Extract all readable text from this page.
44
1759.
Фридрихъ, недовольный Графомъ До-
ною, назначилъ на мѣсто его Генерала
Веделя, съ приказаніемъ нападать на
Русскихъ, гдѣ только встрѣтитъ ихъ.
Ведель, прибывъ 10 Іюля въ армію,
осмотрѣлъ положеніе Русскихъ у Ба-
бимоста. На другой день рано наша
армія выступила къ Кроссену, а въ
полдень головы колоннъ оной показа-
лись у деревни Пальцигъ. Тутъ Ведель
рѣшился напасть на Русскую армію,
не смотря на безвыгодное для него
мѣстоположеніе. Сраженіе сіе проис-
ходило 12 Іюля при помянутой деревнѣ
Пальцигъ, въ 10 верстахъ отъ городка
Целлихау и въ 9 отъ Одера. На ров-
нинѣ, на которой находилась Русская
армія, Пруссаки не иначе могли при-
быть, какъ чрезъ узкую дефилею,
--
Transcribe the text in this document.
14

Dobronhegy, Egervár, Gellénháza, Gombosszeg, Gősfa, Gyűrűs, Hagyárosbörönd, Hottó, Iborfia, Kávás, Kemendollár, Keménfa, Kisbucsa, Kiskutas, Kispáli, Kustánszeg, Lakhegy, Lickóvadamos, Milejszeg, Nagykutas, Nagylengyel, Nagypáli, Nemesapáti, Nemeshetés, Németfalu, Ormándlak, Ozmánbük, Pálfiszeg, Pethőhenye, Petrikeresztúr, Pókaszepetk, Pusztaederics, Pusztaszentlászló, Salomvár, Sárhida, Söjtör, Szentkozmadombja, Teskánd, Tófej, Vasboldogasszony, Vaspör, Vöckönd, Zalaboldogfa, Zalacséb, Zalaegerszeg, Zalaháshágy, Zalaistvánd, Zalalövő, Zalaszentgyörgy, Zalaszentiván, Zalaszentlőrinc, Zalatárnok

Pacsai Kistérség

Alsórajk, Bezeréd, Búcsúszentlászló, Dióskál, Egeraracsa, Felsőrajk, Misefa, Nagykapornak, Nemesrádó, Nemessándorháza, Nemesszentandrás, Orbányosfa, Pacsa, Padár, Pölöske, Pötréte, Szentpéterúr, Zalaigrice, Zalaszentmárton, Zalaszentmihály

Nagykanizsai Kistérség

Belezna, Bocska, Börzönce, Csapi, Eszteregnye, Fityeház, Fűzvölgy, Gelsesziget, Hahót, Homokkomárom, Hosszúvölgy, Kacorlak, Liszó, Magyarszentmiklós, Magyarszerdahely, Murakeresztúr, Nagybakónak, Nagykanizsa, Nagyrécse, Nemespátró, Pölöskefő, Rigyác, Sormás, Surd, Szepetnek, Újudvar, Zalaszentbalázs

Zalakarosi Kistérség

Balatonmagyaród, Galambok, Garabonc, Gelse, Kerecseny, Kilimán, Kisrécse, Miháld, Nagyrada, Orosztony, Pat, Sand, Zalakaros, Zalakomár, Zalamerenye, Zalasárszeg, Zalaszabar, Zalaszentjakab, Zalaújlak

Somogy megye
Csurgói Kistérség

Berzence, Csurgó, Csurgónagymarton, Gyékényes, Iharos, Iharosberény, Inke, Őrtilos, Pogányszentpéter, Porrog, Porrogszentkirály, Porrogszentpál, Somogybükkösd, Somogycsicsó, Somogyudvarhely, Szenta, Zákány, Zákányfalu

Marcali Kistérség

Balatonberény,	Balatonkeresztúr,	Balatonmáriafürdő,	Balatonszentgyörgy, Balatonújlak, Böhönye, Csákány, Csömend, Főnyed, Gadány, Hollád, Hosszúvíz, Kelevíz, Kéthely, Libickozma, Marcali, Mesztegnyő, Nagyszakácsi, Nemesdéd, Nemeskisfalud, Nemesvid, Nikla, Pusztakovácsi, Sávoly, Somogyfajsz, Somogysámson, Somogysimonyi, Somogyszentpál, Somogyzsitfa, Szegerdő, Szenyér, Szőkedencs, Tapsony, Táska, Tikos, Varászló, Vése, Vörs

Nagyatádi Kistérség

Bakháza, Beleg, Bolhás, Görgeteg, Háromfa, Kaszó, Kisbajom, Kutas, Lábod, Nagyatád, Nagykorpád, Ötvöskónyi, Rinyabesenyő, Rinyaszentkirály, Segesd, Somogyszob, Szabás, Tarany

* **TO BE DONE**
Pull out all lines from the listing that contain the string "Іюля".

* **ANSWER TO THIS EXERCISE**
Ведель, прибывъ 10 Іюля въ армію,
ходило 12 Іюля при помянутой деревнѣ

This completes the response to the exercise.